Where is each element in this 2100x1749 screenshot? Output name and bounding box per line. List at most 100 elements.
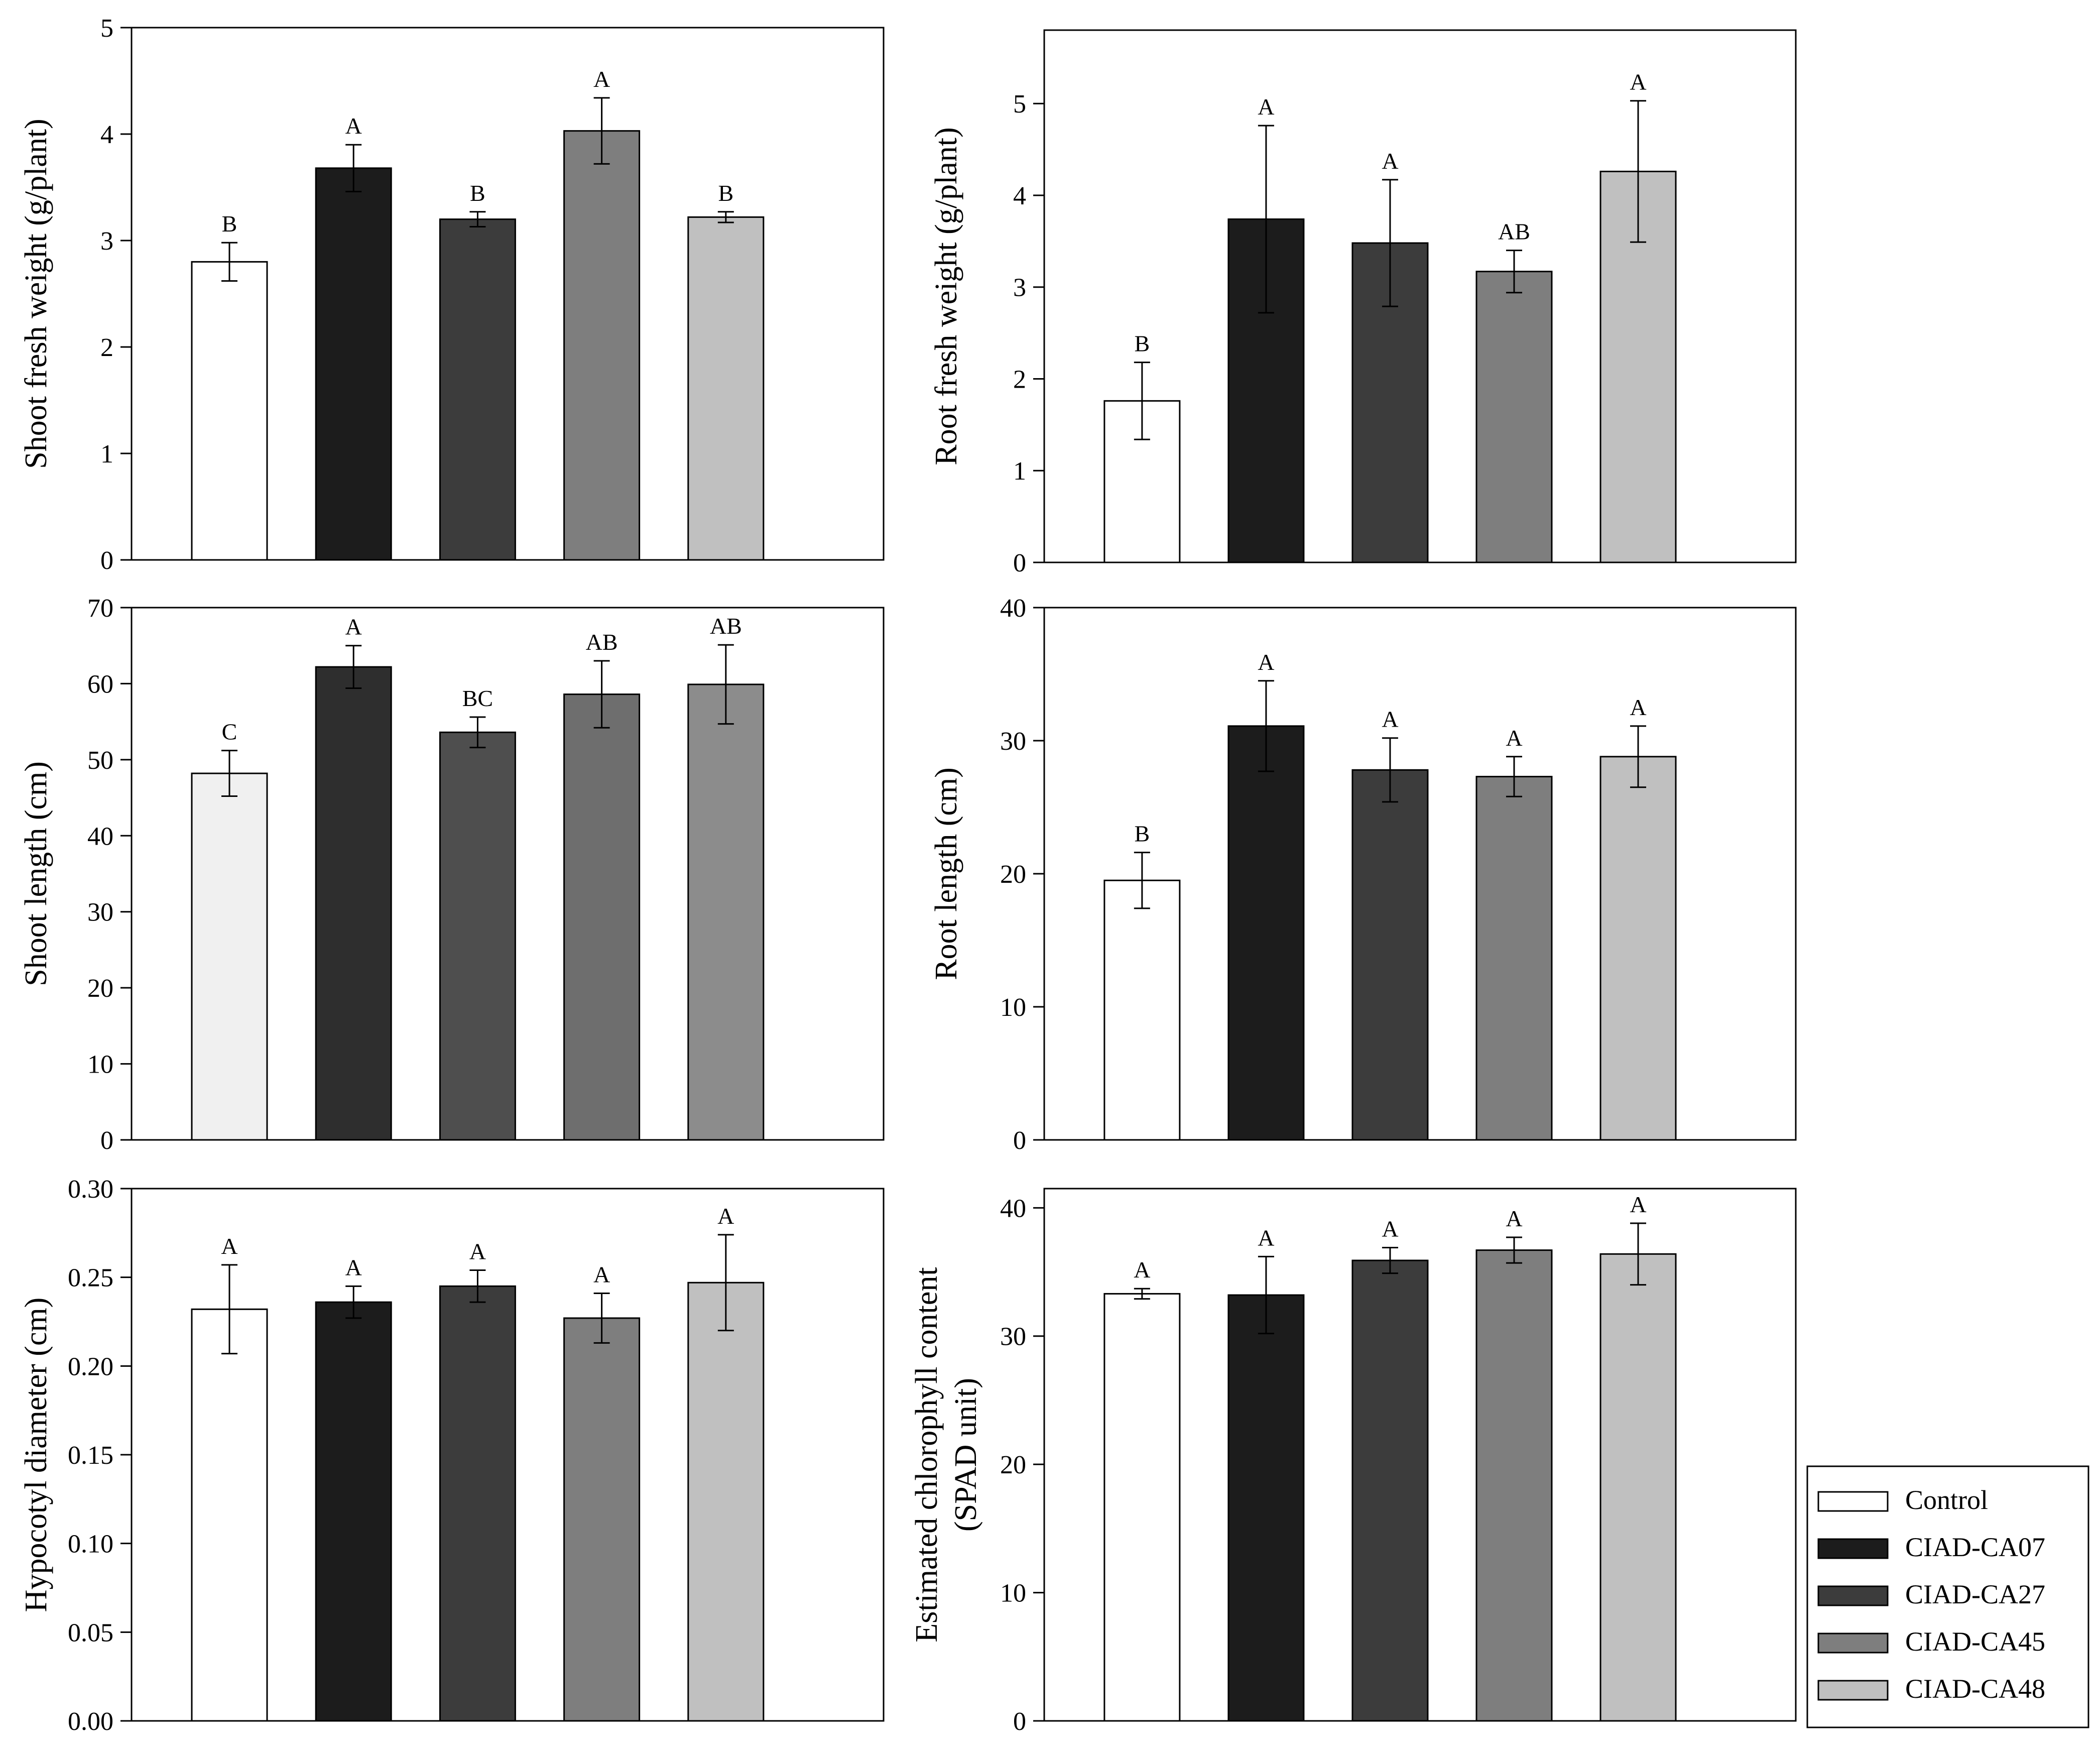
chart-panel-1: 0 1 2 3 4 5 Shoot fresh weight (g/plant) B A B A B xyxy=(19,14,885,575)
significance-letter: C xyxy=(222,719,237,745)
legend-label: CIAD-CA48 xyxy=(1905,1674,2045,1704)
significance-letter: A xyxy=(1258,94,1274,120)
y-axis-title: Estimated chlorophyll content xyxy=(910,1267,944,1642)
significance-letter: A xyxy=(221,1233,237,1259)
bar-ciad-ca27 xyxy=(439,218,516,561)
chart-panel-3: 0 10 20 30 40 50 60 70 Shoot length (cm) C A BC AB AB xyxy=(19,594,885,1155)
y-tick-label: 20 xyxy=(87,974,113,1003)
y-tick-label: 0.25 xyxy=(68,1264,113,1293)
legend-swatch xyxy=(1817,1538,1889,1559)
significance-letter: A xyxy=(345,113,362,139)
y-axis-title: Root fresh weight (g/plant) xyxy=(929,127,963,465)
chart-panel-6: 0 10 20 30 40 Estimated chlorophyll content (S… xyxy=(910,1188,1797,1736)
y-tick-label: 20 xyxy=(1000,1451,1026,1479)
y-tick-label: 40 xyxy=(87,822,113,851)
bar-ciad-ca07 xyxy=(315,666,392,1141)
legend-label: CIAD-CA45 xyxy=(1905,1626,2045,1657)
bar-control xyxy=(191,772,268,1141)
bar-ciad-ca27 xyxy=(1351,1259,1429,1722)
bar-ciad-ca45 xyxy=(1475,1249,1553,1722)
y-tick-label: 2 xyxy=(1013,365,1026,394)
legend-label: CIAD-CA07 xyxy=(1905,1532,2045,1562)
significance-letter: A xyxy=(345,1254,362,1280)
bar-ciad-ca07 xyxy=(315,1301,392,1722)
significance-letter: A xyxy=(1258,649,1274,675)
bar-ciad-ca27 xyxy=(1351,769,1429,1141)
y-tick-label: 1 xyxy=(100,440,113,469)
y-tick-label: 3 xyxy=(100,227,113,256)
y-tick-label: 60 xyxy=(87,670,113,698)
bar-ciad-ca45 xyxy=(563,130,641,561)
legend-swatch xyxy=(1817,1585,1889,1606)
bar-ciad-ca48 xyxy=(687,1281,765,1722)
bar-control xyxy=(1103,1293,1181,1722)
significance-letter: A xyxy=(593,1261,610,1287)
y-tick-label: 5 xyxy=(1013,90,1026,119)
y-tick-label: 1 xyxy=(1013,457,1026,486)
y-tick-label: 0 xyxy=(1013,1126,1026,1155)
y-tick-label: 4 xyxy=(100,121,113,149)
bar-ciad-ca48 xyxy=(687,216,765,561)
significance-letter: A xyxy=(1630,69,1646,95)
significance-letter: BC xyxy=(462,685,493,711)
chart-panel-4: 0 10 20 30 40 Root length (cm) B A A A A xyxy=(929,594,1797,1155)
y-tick-label: 0.15 xyxy=(68,1441,113,1470)
bar-ciad-ca45 xyxy=(1475,776,1553,1141)
y-tick-label: 30 xyxy=(1000,1323,1026,1351)
bar-ciad-ca27 xyxy=(439,1285,516,1722)
significance-letter: A xyxy=(1630,694,1646,720)
bar-ciad-ca48 xyxy=(687,683,765,1141)
significance-letter: A xyxy=(1506,725,1522,751)
bar-control xyxy=(191,1308,268,1722)
legend-label: CIAD-CA27 xyxy=(1905,1579,2045,1609)
y-tick-label: 10 xyxy=(87,1051,113,1079)
y-tick-label: 10 xyxy=(1000,1579,1026,1608)
y-axis-title: Shoot fresh weight (g/plant) xyxy=(19,119,53,469)
y-tick-label: 20 xyxy=(1000,860,1026,889)
significance-letter: B xyxy=(718,180,733,206)
bar-ciad-ca07 xyxy=(1227,725,1305,1141)
bar-ciad-ca07 xyxy=(1227,1294,1305,1722)
y-tick-label: 0 xyxy=(100,1126,113,1155)
significance-letter: B xyxy=(222,211,237,237)
significance-letter: A xyxy=(1382,1216,1398,1241)
y-tick-label: 0.10 xyxy=(68,1530,113,1559)
y-tick-label: 0 xyxy=(100,546,113,575)
significance-letter: A xyxy=(593,66,610,92)
chart-panel-5: 0.00 0.05 0.10 0.15 0.20 0.25 0.30 Hypocotyl di… xyxy=(19,1175,885,1736)
significance-letter: A xyxy=(469,1239,486,1264)
significance-letter: A xyxy=(1506,1206,1522,1231)
y-axis-title: Hypocotyl diameter (cm) xyxy=(19,1298,53,1612)
legend-swatch xyxy=(1817,1633,1889,1654)
significance-letter: AB xyxy=(710,613,742,639)
y-tick-label: 0.30 xyxy=(68,1175,113,1204)
y-axis-title: Root length (cm) xyxy=(929,767,963,980)
bar-ciad-ca48 xyxy=(1599,756,1677,1141)
bar-ciad-ca07 xyxy=(315,167,392,561)
y-tick-label: 0 xyxy=(1013,1707,1026,1736)
y-tick-label: 40 xyxy=(1000,594,1026,623)
y-tick-label: 3 xyxy=(1013,274,1026,302)
y-tick-label: 30 xyxy=(87,898,113,927)
significance-letter: A xyxy=(1630,1192,1646,1217)
bar-control xyxy=(191,261,268,561)
y-axis-title: (SPAD unit) xyxy=(949,1378,983,1532)
bar-ciad-ca27 xyxy=(439,731,516,1141)
y-tick-label: 40 xyxy=(1000,1194,1026,1223)
significance-letter: A xyxy=(1382,148,1398,174)
y-tick-label: 5 xyxy=(100,14,113,43)
significance-letter: B xyxy=(1135,821,1150,847)
y-tick-label: 70 xyxy=(87,594,113,623)
y-tick-label: 0 xyxy=(1013,549,1026,577)
significance-letter: AB xyxy=(1498,219,1530,245)
chart-panel-2: 0 1 2 3 4 5 Root fresh weight (g/plant) B A A AB A xyxy=(929,29,1797,577)
legend: Control CIAD-CA07 CIAD-CA27 CIAD-CA45 CIAD-C… xyxy=(1806,1465,2089,1728)
y-tick-label: 50 xyxy=(87,746,113,775)
bar-ciad-ca48 xyxy=(1599,1253,1677,1722)
bar-ciad-ca45 xyxy=(1475,271,1553,563)
bar-ciad-ca45 xyxy=(563,693,641,1141)
bar-control xyxy=(1103,879,1181,1141)
y-tick-label: 0.20 xyxy=(68,1352,113,1381)
significance-letter: AB xyxy=(586,629,618,655)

# # # # # # #

WHAT THE TASK ASKS> Print the records from the line containing "chart-panel-1: 0 1" through the line containing "significance-letter: A xyxy=(345,1254,362,1280)", with both of those lines included, reproducing every line exactly.

SOLUTION BELOW>
chart-panel-1: 0 1 2 3 4 5 Shoot fresh weight (g/plant) B A B A B xyxy=(19,14,885,575)
significance-letter: C xyxy=(222,719,237,745)
legend-label: CIAD-CA48 xyxy=(1905,1674,2045,1704)
significance-letter: A xyxy=(1258,94,1274,120)
y-axis-title: Estimated chlorophyll content xyxy=(910,1267,944,1642)
significance-letter: A xyxy=(221,1233,237,1259)
bar-ciad-ca27 xyxy=(439,218,516,561)
chart-panel-3: 0 10 20 30 40 50 60 70 Shoot length (cm) C A BC AB AB xyxy=(19,594,885,1155)
y-tick-label: 20 xyxy=(87,974,113,1003)
y-tick-label: 0.25 xyxy=(68,1264,113,1293)
legend-swatch xyxy=(1817,1538,1889,1559)
significance-letter: A xyxy=(345,113,362,139)
y-axis-title: Root fresh weight (g/plant) xyxy=(929,127,963,465)
chart-panel-6: 0 10 20 30 40 Estimated chlorophyll content (S… xyxy=(910,1188,1797,1736)
y-tick-label: 20 xyxy=(1000,1451,1026,1479)
y-tick-label: 40 xyxy=(87,822,113,851)
bar-ciad-ca07 xyxy=(315,666,392,1141)
legend-label: CIAD-CA45 xyxy=(1905,1626,2045,1657)
bar-control xyxy=(191,772,268,1141)
bar-ciad-ca27 xyxy=(1351,1259,1429,1722)
bar-ciad-ca45 xyxy=(1475,1249,1553,1722)
y-tick-label: 2 xyxy=(1013,365,1026,394)
legend-label: CIAD-CA07 xyxy=(1905,1532,2045,1562)
significance-letter: A xyxy=(345,1254,362,1280)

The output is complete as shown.